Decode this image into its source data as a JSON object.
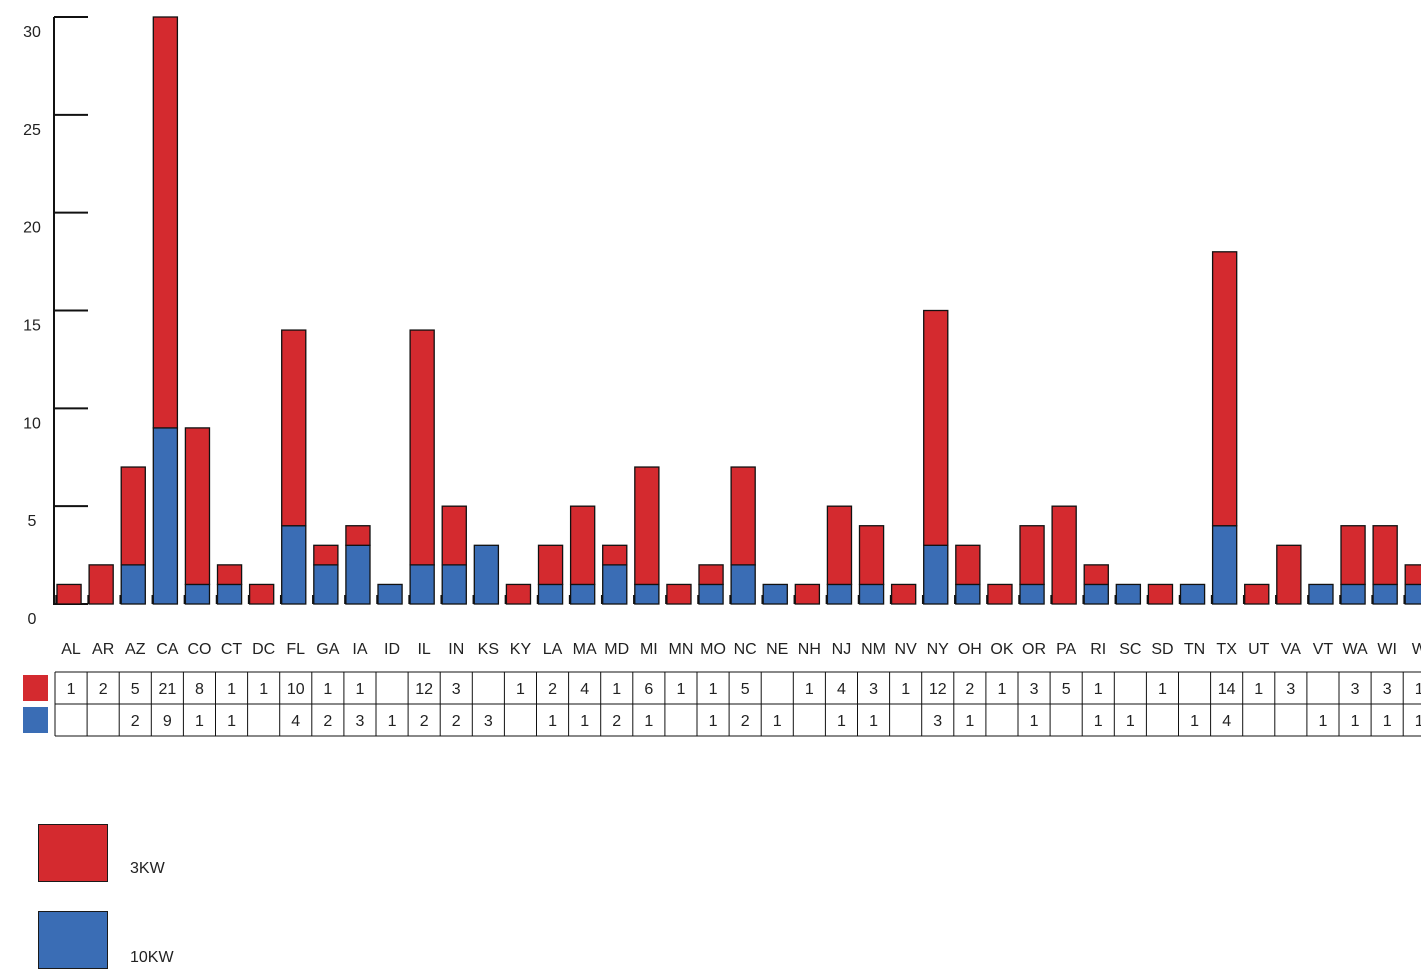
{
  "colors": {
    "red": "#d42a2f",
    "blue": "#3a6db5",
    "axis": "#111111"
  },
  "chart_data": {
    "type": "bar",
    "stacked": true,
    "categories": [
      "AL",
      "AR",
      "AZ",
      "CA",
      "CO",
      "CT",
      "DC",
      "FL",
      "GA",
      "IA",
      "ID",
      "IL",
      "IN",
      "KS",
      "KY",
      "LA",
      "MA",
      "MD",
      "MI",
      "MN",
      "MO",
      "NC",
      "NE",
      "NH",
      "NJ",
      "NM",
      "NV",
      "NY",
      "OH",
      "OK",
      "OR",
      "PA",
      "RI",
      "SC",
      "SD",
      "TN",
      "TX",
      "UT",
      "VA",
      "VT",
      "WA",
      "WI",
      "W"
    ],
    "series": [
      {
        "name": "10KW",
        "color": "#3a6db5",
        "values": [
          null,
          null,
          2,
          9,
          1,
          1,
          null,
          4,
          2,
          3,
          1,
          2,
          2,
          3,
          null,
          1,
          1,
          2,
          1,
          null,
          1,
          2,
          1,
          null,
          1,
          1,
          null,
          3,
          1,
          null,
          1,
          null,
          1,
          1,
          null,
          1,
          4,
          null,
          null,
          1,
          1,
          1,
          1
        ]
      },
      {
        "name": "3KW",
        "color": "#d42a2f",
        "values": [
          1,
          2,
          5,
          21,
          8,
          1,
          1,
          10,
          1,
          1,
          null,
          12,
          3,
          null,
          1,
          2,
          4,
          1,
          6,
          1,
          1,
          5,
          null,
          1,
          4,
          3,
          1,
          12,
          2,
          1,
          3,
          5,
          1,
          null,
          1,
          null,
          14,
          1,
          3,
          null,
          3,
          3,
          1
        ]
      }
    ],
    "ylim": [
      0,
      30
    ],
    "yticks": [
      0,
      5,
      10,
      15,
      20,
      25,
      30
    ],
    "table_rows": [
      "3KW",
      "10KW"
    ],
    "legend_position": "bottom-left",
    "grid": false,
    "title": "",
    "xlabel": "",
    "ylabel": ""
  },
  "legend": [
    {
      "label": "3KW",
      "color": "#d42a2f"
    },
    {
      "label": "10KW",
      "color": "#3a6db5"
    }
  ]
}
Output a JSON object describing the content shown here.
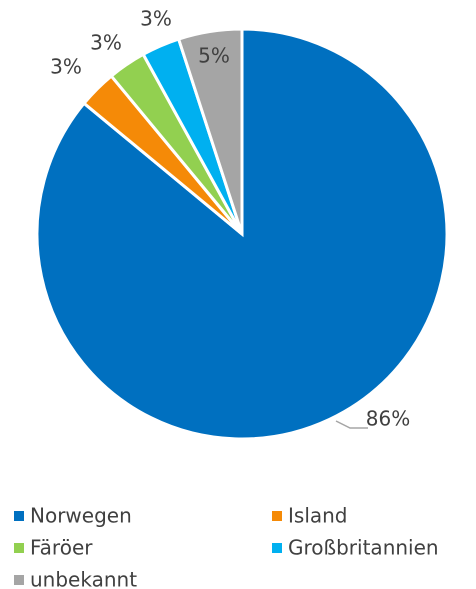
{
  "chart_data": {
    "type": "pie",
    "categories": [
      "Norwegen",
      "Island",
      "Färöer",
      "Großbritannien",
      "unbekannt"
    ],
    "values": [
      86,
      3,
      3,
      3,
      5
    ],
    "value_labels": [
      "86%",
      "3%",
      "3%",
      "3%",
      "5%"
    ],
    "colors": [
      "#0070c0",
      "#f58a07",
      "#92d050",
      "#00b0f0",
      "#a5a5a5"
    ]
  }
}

▶ **Your task**: Copy exactly the lines from the line containing "Output a JSON" through the last line of the records above, both included, and leave out any pictures.

▶ **Output of the task**:
Output a JSON object describing the content shown here.
{
  "chart_data": {
    "type": "pie",
    "categories": [
      "Norwegen",
      "Island",
      "Färöer",
      "Großbritannien",
      "unbekannt"
    ],
    "values": [
      86,
      3,
      3,
      3,
      5
    ],
    "value_labels": [
      "86%",
      "3%",
      "3%",
      "3%",
      "5%"
    ],
    "colors": [
      "#0070c0",
      "#f58a07",
      "#92d050",
      "#00b0f0",
      "#a5a5a5"
    ]
  }
}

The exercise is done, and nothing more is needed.